◆ **What to do**: In your copy, leave out the pictures; write out all the data exactly.

◆ **Data excerpts**:
--
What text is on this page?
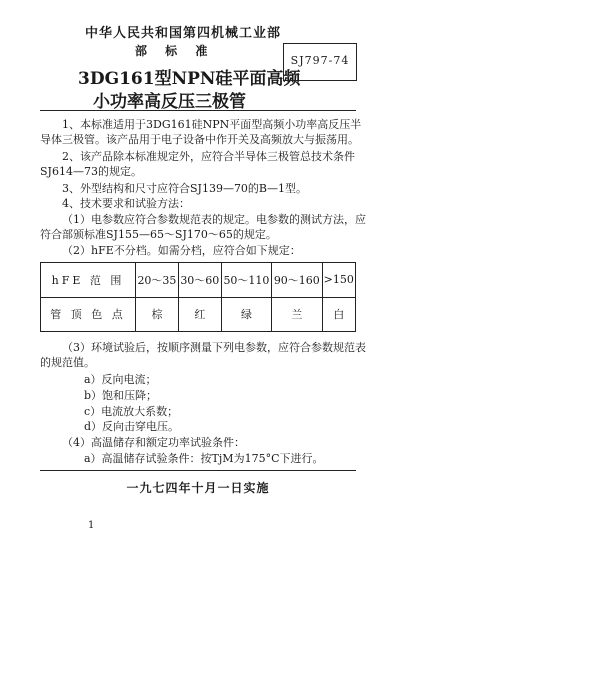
中华人民共和国第四机械工业部
部 标 准
3DG161型NPN硅平面高频
小功率高反压三极管
SJ797-74
1、本标准适用于3DG161硅NPN平面型高频小功率高反压半
导体三极管。该产品用于电子设备中作开关及高频放大与振荡用。
2、该产品除本标准规定外，应符合半导体三极管总技术条件
SJ614—73的规定。
3、外型结构和尺寸应符合SJ139—70的B—1型。
4、技术要求和试验方法：
（1）电参数应符合参数规范表的规定。电参数的测试方法，应
符合部颁标准SJ155—65～SJ170～65的规定。
（2）hFE不分档。如需分档，应符合如下规定：
hFE 范 围	20～35	30～60	50～110	90～160	>150
管 顶 色 点	棕	红	绿	兰	白
（3）环境试验后，按顺序测量下列电参数，应符合参数规范表
的规范值。
a）反向电流；
b）饱和压降；
c）电流放大系数；
d）反向击穿电压。
（4）高温储存和额定功率试验条件：
a）高温储存试验条件：按TjM为175°C下进行。
一九七四年十月一日实施
1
--
◆ **Solution to the exercise**:
What text is on this page?
中华人民共和国第四机械工业部
部 标 准
3DG161型NPN硅平面高频
小功率高反压三极管
SJ797-74
1、本标准适用于3DG161硅NPN平面型高频小功率高反压半
导体三极管。该产品用于电子设备中作开关及高频放大与振荡用。
2、该产品除本标准规定外，应符合半导体三极管总技术条件
SJ614—73的规定。
3、外型结构和尺寸应符合SJ139—70的B—1型。
4、技术要求和试验方法：
（1）电参数应符合参数规范表的规定。电参数的测试方法，应
符合部颁标准SJ155—65～SJ170～65的规定。
（2）hFE不分档。如需分档，应符合如下规定：
hFE 范 围	20～35	30～60	50～110	90～160	>150
管 顶 色 点	棕	红	绿	兰	白
（3）环境试验后，按顺序测量下列电参数，应符合参数规范表
的规范值。
a）反向电流；
b）饱和压降；
c）电流放大系数；
d）反向击穿电压。
（4）高温储存和额定功率试验条件：
a）高温储存试验条件：按TjM为175°C下进行。
一九七四年十月一日实施
1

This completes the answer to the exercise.